**Task objective:** According to the answer in the JWT validation discussion, which key must be used to validate an HS256 signature?

(Document segment Opens)

0
votes

I'm reading the example folder for JWT i'm a bit unsure how things work for validating the token.

func ExampleNewWithClaims_customClaimsType() {
    mySigningKey := []byte("AllYourBase")

    type MyCustomClaims struct {
        Foo string `json:"foo"`
        jwt.StandardClaims
    }

    // Create the Claims
    claims := MyCustomClaims{
        "bar",
        jwt.StandardClaims{
            ExpiresAt: 15000,
            Issuer:    "test",
        },
    }

    token := jwt.NewWithClaims(jwt.SigningMethodHS256, claims)
    ss, err := token.SignedString(mySigningKey)
    fmt.Printf("%v %v", ss, err)
    //Output: eyJhbGciOiJIUzI1NiIsInR5cCI6IkpXVCJ9.eyJmb28iOiJiYXIiLCJleHAiOjE1MDAwLCJpc3MiOiJ0ZXN0In0.HE7fK0xOQwFEr4WDgRWj4teRPZ6i3GLwD5YCm6Pwu_c <nil>
}

Here it's straight forward and the token is being signed here token.SignedString(mySigningKey) using "mySigningKey"

Now there unparsing is much less clear for me :

func ExampleParseWithClaims_customClaimsType() {
    tokenString := "eyJhbGciOiJIUzI1NiIsInR5cCI6IkpXVCJ9.eyJmb28iOiJiYXIiLCJleHAiOjE1MDAwLCJpc3MiOiJ0ZXN0In0.HE7fK0xOQwFEr4WDgRWj4teRPZ6i3GLwD5YCm6Pwu_c"

    type MyCustomClaims struct {
        Foo string `json:"foo"`
        jwt.StandardClaims
    }

    // sample token is expired.  override time so it parses as valid
    at(time.Unix(0, 0), func() {
        token, err := jwt.ParseWithClaims(tokenString, &MyCustomClaims{}, func(token *jwt.Token) (interface{}, error) {
            return []byte("AllYourBase"), nil
        })

        if claims, ok := token.Claims.(*MyCustomClaims); ok && token.Valid {
            fmt.Printf("%v %v", claims.Foo, claims.StandardClaims.ExpiresAt)
        } else {
            fmt.Println(err)
        }
    })

    // Output: bar 15000
}

Is order to validate that the signature of the token string given back by the client is valid would you need to

  • decode the claim ( done in &MyCustomClaims{} )
  • validate that the signature part of the decoded claim is valid against the " pub key included in the token" using token.Valid.

But the example is just decoding the key and by "magic" the return is the secret/signing key?

It doesn't make sense to me at all. Also returning a valid claim for a public key is useless as it could have been done by any private key.

What am i missing ?

1
The function passed as the last argument to ParseWithClaims returns the key. The key is not part of the token (you're correct, that would make the token utterly pointless).Peter

1 Answers

4
votes

Validation is not done by the public key included in the token.

HS256 is symmetric, so whatever key you used to sign the token, you have to use the same key to validate the signature, and that's what's happening. The function passed to ParseWithClaims is returning the same key used to sign the token.

(Document segment Closes)
(Data shown Opens)

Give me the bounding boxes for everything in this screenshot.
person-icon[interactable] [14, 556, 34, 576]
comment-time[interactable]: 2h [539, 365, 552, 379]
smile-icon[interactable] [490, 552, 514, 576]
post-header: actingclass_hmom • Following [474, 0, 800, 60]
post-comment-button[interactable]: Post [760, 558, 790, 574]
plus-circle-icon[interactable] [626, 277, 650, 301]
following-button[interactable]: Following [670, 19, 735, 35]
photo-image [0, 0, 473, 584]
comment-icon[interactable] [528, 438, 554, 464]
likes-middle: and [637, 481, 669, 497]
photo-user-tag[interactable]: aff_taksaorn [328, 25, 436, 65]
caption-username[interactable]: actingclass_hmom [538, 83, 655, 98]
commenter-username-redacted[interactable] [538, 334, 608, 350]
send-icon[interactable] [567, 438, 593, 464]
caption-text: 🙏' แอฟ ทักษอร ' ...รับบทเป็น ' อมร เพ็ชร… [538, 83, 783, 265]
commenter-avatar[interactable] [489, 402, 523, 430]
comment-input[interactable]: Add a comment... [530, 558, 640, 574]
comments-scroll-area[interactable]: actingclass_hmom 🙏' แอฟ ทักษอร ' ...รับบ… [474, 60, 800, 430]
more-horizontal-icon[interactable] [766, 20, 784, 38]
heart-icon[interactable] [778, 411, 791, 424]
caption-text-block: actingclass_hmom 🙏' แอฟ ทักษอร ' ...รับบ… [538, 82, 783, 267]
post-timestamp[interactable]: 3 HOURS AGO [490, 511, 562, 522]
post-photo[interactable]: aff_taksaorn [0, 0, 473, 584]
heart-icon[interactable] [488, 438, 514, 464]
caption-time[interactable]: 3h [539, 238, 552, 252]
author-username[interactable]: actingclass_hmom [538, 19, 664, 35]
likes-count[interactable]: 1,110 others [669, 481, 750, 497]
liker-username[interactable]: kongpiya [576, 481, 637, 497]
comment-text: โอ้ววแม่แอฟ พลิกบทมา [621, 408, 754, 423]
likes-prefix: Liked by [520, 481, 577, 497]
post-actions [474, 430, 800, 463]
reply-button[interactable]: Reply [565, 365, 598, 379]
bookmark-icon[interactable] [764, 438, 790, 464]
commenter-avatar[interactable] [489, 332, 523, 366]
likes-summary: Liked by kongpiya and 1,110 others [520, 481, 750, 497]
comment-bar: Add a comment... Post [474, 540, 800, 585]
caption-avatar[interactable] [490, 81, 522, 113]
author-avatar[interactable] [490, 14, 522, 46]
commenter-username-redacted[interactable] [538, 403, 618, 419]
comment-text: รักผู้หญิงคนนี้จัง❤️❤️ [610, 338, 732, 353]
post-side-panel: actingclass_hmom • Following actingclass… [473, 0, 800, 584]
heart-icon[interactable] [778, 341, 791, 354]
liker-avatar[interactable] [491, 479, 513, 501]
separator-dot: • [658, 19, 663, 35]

(Data shown Closes)

**Output of the task:** The same key that was used to sign the token.